Brief: Output every entry exactly as written.

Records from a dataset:
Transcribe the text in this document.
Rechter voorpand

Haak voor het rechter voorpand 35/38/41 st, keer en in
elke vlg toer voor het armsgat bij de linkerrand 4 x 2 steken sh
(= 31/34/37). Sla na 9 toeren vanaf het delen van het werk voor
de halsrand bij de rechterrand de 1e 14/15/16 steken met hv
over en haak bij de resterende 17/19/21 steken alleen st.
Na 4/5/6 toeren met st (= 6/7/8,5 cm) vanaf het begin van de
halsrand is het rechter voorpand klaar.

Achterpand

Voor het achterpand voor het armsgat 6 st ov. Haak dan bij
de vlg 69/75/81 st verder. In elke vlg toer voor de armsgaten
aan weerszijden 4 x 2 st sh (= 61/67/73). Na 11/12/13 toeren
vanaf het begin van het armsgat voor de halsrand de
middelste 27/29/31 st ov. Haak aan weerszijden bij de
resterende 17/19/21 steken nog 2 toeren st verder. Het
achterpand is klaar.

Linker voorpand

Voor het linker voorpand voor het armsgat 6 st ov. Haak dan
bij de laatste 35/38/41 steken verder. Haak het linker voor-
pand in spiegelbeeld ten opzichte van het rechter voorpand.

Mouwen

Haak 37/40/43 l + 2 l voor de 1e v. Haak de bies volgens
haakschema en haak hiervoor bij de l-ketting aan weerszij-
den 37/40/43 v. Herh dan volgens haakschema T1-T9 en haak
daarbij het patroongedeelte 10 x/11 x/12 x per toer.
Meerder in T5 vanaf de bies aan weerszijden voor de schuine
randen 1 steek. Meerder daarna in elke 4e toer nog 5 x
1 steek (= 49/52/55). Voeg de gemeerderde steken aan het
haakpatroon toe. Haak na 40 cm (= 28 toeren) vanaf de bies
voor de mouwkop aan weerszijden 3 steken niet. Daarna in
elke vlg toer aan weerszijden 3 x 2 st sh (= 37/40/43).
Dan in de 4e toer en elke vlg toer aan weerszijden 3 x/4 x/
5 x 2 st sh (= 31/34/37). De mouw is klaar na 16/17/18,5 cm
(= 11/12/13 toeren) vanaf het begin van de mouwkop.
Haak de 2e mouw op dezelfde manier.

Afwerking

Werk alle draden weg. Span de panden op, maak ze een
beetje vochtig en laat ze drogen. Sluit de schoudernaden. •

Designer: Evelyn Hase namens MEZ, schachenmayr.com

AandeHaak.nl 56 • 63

Exercise response:
Transcribe the text in this document.
Rechter voorpand

Haak voor het rechter voorpand 35/38/41 st, keer en in
elke vlg toer voor het armsgat bij de linkerrand 4 x 2 steken sh
(= 31/34/37). Sla na 9 toeren vanaf het delen van het werk voor
de halsrand bij de rechterrand de 1e 14/15/16 steken met hv
over en haak bij de resterende 17/19/21 steken alleen st.
Na 4/5/6 toeren met st (= 6/7/8,5 cm) vanaf het begin van de
halsrand is het rechter voorpand klaar.

Achterpand

Voor het achterpand voor het armsgat 6 st ov. Haak dan bij
de vlg 69/75/81 st verder. In elke vlg toer voor de armsgaten
aan weerszijden 4 x 2 st sh (= 61/67/73). Na 11/12/13 toeren
vanaf het begin van het armsgat voor de halsrand de
middelste 27/29/31 st ov. Haak aan weerszijden bij de
resterende 17/19/21 steken nog 2 toeren st verder. Het
achterpand is klaar.

Linker voorpand

Voor het linker voorpand voor het armsgat 6 st ov. Haak dan
bij de laatste 35/38/41 steken verder. Haak het linker voor-
pand in spiegelbeeld ten opzichte van het rechter voorpand.

Mouwen

Haak 37/40/43 l + 2 l voor de 1e v. Haak de bies volgens
haakschema en haak hiervoor bij de l-ketting aan weerszij-
den 37/40/43 v. Herh dan volgens haakschema T1-T9 en haak
daarbij het patroongedeelte 10 x/11 x/12 x per toer.
Meerder in T5 vanaf de bies aan weerszijden voor de schuine
randen 1 steek. Meerder daarna in elke 4e toer nog 5 x
1 steek (= 49/52/55). Voeg de gemeerderde steken aan het
haakpatroon toe. Haak na 40 cm (= 28 toeren) vanaf de bies
voor de mouwkop aan weerszijden 3 steken niet. Daarna in
elke vlg toer aan weerszijden 3 x 2 st sh (= 37/40/43).
Dan in de 4e toer en elke vlg toer aan weerszijden 3 x/4 x/
5 x 2 st sh (= 31/34/37). De mouw is klaar na 16/17/18,5 cm
(= 11/12/13 toeren) vanaf het begin van de mouwkop.
Haak de 2e mouw op dezelfde manier.

Afwerking

Werk alle draden weg. Span de panden op, maak ze een
beetje vochtig en laat ze drogen. Sluit de schoudernaden. •

Designer: Evelyn Hase namens MEZ, schachenmayr.com

AandeHaak.nl 56 • 63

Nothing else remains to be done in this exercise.